━━━━━ DATA PROVIDED ━━━━━

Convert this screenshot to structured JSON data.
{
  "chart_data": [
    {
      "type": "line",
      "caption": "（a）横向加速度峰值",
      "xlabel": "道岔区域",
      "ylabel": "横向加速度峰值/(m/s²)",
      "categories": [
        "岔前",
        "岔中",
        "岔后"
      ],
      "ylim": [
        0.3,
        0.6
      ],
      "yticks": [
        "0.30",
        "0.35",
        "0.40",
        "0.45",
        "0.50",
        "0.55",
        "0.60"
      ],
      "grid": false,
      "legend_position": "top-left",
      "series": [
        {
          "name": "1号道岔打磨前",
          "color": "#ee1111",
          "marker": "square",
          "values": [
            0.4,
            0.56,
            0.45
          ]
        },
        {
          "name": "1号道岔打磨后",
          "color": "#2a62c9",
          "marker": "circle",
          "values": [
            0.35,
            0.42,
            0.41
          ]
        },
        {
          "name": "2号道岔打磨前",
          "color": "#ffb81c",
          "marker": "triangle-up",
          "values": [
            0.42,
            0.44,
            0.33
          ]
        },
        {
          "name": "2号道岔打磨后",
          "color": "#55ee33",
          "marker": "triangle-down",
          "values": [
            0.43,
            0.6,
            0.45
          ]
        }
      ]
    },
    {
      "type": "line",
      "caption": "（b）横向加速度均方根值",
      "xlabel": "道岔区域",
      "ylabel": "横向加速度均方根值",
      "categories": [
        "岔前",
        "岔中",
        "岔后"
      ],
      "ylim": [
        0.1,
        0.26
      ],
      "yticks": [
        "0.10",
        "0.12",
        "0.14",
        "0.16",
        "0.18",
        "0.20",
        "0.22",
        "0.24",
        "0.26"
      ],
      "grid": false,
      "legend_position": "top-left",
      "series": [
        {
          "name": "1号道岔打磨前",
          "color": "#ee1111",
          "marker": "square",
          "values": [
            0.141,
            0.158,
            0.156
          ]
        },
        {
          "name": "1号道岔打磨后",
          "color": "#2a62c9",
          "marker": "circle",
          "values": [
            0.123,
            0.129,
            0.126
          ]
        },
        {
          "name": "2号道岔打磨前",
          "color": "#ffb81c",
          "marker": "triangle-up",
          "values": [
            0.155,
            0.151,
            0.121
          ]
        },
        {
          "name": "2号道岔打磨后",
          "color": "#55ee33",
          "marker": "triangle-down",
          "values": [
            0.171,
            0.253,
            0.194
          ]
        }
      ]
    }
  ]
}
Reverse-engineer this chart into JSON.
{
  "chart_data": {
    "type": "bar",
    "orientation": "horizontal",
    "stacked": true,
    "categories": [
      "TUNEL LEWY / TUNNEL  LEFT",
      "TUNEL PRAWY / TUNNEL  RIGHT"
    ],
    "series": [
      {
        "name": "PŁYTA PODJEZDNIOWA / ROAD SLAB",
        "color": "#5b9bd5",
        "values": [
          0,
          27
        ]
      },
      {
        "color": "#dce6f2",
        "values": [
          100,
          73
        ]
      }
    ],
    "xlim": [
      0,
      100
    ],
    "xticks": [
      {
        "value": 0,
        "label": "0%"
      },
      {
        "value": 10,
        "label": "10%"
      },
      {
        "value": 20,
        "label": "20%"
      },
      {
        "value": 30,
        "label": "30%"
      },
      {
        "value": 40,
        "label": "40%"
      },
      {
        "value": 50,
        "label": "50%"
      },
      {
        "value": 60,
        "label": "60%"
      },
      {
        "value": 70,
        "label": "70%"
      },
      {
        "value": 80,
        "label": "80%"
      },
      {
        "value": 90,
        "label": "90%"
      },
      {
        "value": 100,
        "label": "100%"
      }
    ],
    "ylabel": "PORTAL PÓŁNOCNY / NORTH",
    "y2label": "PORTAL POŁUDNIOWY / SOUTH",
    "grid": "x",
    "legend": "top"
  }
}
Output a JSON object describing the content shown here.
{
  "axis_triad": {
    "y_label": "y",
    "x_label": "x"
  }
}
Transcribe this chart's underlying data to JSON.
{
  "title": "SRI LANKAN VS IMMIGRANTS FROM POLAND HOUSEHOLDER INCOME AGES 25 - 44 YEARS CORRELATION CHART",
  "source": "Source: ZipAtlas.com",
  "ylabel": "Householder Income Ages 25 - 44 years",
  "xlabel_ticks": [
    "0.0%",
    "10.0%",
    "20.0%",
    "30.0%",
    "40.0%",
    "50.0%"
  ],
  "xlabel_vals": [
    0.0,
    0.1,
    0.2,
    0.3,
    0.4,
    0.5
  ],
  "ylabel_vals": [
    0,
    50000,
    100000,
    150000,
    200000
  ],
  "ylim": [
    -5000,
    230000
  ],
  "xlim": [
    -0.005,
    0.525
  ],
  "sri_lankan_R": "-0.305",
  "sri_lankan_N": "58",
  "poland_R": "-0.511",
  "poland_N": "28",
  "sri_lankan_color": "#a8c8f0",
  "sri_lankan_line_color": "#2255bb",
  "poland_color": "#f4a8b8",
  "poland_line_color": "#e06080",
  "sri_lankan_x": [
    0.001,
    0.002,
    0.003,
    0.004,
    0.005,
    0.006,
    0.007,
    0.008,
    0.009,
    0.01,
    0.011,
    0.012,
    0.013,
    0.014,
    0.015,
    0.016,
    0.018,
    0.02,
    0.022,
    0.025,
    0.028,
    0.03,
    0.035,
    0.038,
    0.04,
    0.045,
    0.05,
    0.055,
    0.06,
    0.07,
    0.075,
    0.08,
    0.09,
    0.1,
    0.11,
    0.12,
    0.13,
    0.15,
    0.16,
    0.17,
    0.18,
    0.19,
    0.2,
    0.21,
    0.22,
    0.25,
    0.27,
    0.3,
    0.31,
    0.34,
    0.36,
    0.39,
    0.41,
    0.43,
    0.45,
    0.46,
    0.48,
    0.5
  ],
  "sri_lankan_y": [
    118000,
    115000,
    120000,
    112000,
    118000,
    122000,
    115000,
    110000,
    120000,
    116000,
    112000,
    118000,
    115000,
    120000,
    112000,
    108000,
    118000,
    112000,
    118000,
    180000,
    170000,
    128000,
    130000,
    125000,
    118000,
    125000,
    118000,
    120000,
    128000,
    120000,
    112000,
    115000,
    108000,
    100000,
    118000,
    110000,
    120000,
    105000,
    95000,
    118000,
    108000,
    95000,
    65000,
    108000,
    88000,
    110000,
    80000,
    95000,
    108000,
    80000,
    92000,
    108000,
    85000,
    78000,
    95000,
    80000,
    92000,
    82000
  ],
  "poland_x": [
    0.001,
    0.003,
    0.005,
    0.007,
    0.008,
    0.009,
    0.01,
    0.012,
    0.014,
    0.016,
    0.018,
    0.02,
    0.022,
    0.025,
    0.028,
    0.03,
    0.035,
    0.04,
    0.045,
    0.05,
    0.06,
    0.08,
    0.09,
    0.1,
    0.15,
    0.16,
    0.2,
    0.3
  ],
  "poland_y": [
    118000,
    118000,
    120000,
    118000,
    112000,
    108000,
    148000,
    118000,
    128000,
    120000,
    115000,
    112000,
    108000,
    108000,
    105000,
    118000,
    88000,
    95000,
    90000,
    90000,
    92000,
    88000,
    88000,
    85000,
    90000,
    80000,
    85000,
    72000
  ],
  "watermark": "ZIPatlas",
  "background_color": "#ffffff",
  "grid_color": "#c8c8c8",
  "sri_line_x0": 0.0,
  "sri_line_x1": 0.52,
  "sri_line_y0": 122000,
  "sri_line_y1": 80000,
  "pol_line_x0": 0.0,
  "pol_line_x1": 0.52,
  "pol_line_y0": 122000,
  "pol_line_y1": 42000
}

━━━━━

WHAT IS BEING ASKED => Transcribe every record above exactly as it appears.

TASK RESULT =>
Convert this screenshot to structured JSON data.
{
  "chart_data": [
    {
      "type": "line",
      "caption": "（a）横向加速度峰值",
      "xlabel": "道岔区域",
      "ylabel": "横向加速度峰值/(m/s²)",
      "categories": [
        "岔前",
        "岔中",
        "岔后"
      ],
      "ylim": [
        0.3,
        0.6
      ],
      "yticks": [
        "0.30",
        "0.35",
        "0.40",
        "0.45",
        "0.50",
        "0.55",
        "0.60"
      ],
      "grid": false,
      "legend_position": "top-left",
      "series": [
        {
          "name": "1号道岔打磨前",
          "color": "#ee1111",
          "marker": "square",
          "values": [
            0.4,
            0.56,
            0.45
          ]
        },
        {
          "name": "1号道岔打磨后",
          "color": "#2a62c9",
          "marker": "circle",
          "values": [
            0.35,
            0.42,
            0.41
          ]
        },
        {
          "name": "2号道岔打磨前",
          "color": "#ffb81c",
          "marker": "triangle-up",
          "values": [
            0.42,
            0.44,
            0.33
          ]
        },
        {
          "name": "2号道岔打磨后",
          "color": "#55ee33",
          "marker": "triangle-down",
          "values": [
            0.43,
            0.6,
            0.45
          ]
        }
      ]
    },
    {
      "type": "line",
      "caption": "（b）横向加速度均方根值",
      "xlabel": "道岔区域",
      "ylabel": "横向加速度均方根值",
      "categories": [
        "岔前",
        "岔中",
        "岔后"
      ],
      "ylim": [
        0.1,
        0.26
      ],
      "yticks": [
        "0.10",
        "0.12",
        "0.14",
        "0.16",
        "0.18",
        "0.20",
        "0.22",
        "0.24",
        "0.26"
      ],
      "grid": false,
      "legend_position": "top-left",
      "series": [
        {
          "name": "1号道岔打磨前",
          "color": "#ee1111",
          "marker": "square",
          "values": [
            0.141,
            0.158,
            0.156
          ]
        },
        {
          "name": "1号道岔打磨后",
          "color": "#2a62c9",
          "marker": "circle",
          "values": [
            0.123,
            0.129,
            0.126
          ]
        },
        {
          "name": "2号道岔打磨前",
          "color": "#ffb81c",
          "marker": "triangle-up",
          "values": [
            0.155,
            0.151,
            0.121
          ]
        },
        {
          "name": "2号道岔打磨后",
          "color": "#55ee33",
          "marker": "triangle-down",
          "values": [
            0.171,
            0.253,
            0.194
          ]
        }
      ]
    }
  ]
}
Reverse-engineer this chart into JSON.
{
  "chart_data": {
    "type": "bar",
    "orientation": "horizontal",
    "stacked": true,
    "categories": [
      "TUNEL LEWY / TUNNEL  LEFT",
      "TUNEL PRAWY / TUNNEL  RIGHT"
    ],
    "series": [
      {
        "name": "PŁYTA PODJEZDNIOWA / ROAD SLAB",
        "color": "#5b9bd5",
        "values": [
          0,
          27
        ]
      },
      {
        "color": "#dce6f2",
        "values": [
          100,
          73
        ]
      }
    ],
    "xlim": [
      0,
      100
    ],
    "xticks": [
      {
        "value": 0,
        "label": "0%"
      },
      {
        "value": 10,
        "label": "10%"
      },
      {
        "value": 20,
        "label": "20%"
      },
      {
        "value": 30,
        "label": "30%"
      },
      {
        "value": 40,
        "label": "40%"
      },
      {
        "value": 50,
        "label": "50%"
      },
      {
        "value": 60,
        "label": "60%"
      },
      {
        "value": 70,
        "label": "70%"
      },
      {
        "value": 80,
        "label": "80%"
      },
      {
        "value": 90,
        "label": "90%"
      },
      {
        "value": 100,
        "label": "100%"
      }
    ],
    "ylabel": "PORTAL PÓŁNOCNY / NORTH",
    "y2label": "PORTAL POŁUDNIOWY / SOUTH",
    "grid": "x",
    "legend": "top"
  }
}
Output a JSON object describing the content shown here.
{
  "axis_triad": {
    "y_label": "y",
    "x_label": "x"
  }
}
Transcribe this chart's underlying data to JSON.
{
  "title": "SRI LANKAN VS IMMIGRANTS FROM POLAND HOUSEHOLDER INCOME AGES 25 - 44 YEARS CORRELATION CHART",
  "source": "Source: ZipAtlas.com",
  "ylabel": "Householder Income Ages 25 - 44 years",
  "xlabel_ticks": [
    "0.0%",
    "10.0%",
    "20.0%",
    "30.0%",
    "40.0%",
    "50.0%"
  ],
  "xlabel_vals": [
    0.0,
    0.1,
    0.2,
    0.3,
    0.4,
    0.5
  ],
  "ylabel_vals": [
    0,
    50000,
    100000,
    150000,
    200000
  ],
  "ylim": [
    -5000,
    230000
  ],
  "xlim": [
    -0.005,
    0.525
  ],
  "sri_lankan_R": "-0.305",
  "sri_lankan_N": "58",
  "poland_R": "-0.511",
  "poland_N": "28",
  "sri_lankan_color": "#a8c8f0",
  "sri_lankan_line_color": "#2255bb",
  "poland_color": "#f4a8b8",
  "poland_line_color": "#e06080",
  "sri_lankan_x": [
    0.001,
    0.002,
    0.003,
    0.004,
    0.005,
    0.006,
    0.007,
    0.008,
    0.009,
    0.01,
    0.011,
    0.012,
    0.013,
    0.014,
    0.015,
    0.016,
    0.018,
    0.02,
    0.022,
    0.025,
    0.028,
    0.03,
    0.035,
    0.038,
    0.04,
    0.045,
    0.05,
    0.055,
    0.06,
    0.07,
    0.075,
    0.08,
    0.09,
    0.1,
    0.11,
    0.12,
    0.13,
    0.15,
    0.16,
    0.17,
    0.18,
    0.19,
    0.2,
    0.21,
    0.22,
    0.25,
    0.27,
    0.3,
    0.31,
    0.34,
    0.36,
    0.39,
    0.41,
    0.43,
    0.45,
    0.46,
    0.48,
    0.5
  ],
  "sri_lankan_y": [
    118000,
    115000,
    120000,
    112000,
    118000,
    122000,
    115000,
    110000,
    120000,
    116000,
    112000,
    118000,
    115000,
    120000,
    112000,
    108000,
    118000,
    112000,
    118000,
    180000,
    170000,
    128000,
    130000,
    125000,
    118000,
    125000,
    118000,
    120000,
    128000,
    120000,
    112000,
    115000,
    108000,
    100000,
    118000,
    110000,
    120000,
    105000,
    95000,
    118000,
    108000,
    95000,
    65000,
    108000,
    88000,
    110000,
    80000,
    95000,
    108000,
    80000,
    92000,
    108000,
    85000,
    78000,
    95000,
    80000,
    92000,
    82000
  ],
  "poland_x": [
    0.001,
    0.003,
    0.005,
    0.007,
    0.008,
    0.009,
    0.01,
    0.012,
    0.014,
    0.016,
    0.018,
    0.02,
    0.022,
    0.025,
    0.028,
    0.03,
    0.035,
    0.04,
    0.045,
    0.05,
    0.06,
    0.08,
    0.09,
    0.1,
    0.15,
    0.16,
    0.2,
    0.3
  ],
  "poland_y": [
    118000,
    118000,
    120000,
    118000,
    112000,
    108000,
    148000,
    118000,
    128000,
    120000,
    115000,
    112000,
    108000,
    108000,
    105000,
    118000,
    88000,
    95000,
    90000,
    90000,
    92000,
    88000,
    88000,
    85000,
    90000,
    80000,
    85000,
    72000
  ],
  "watermark": "ZIPatlas",
  "background_color": "#ffffff",
  "grid_color": "#c8c8c8",
  "sri_line_x0": 0.0,
  "sri_line_x1": 0.52,
  "sri_line_y0": 122000,
  "sri_line_y1": 80000,
  "pol_line_x0": 0.0,
  "pol_line_x1": 0.52,
  "pol_line_y0": 122000,
  "pol_line_y1": 42000
}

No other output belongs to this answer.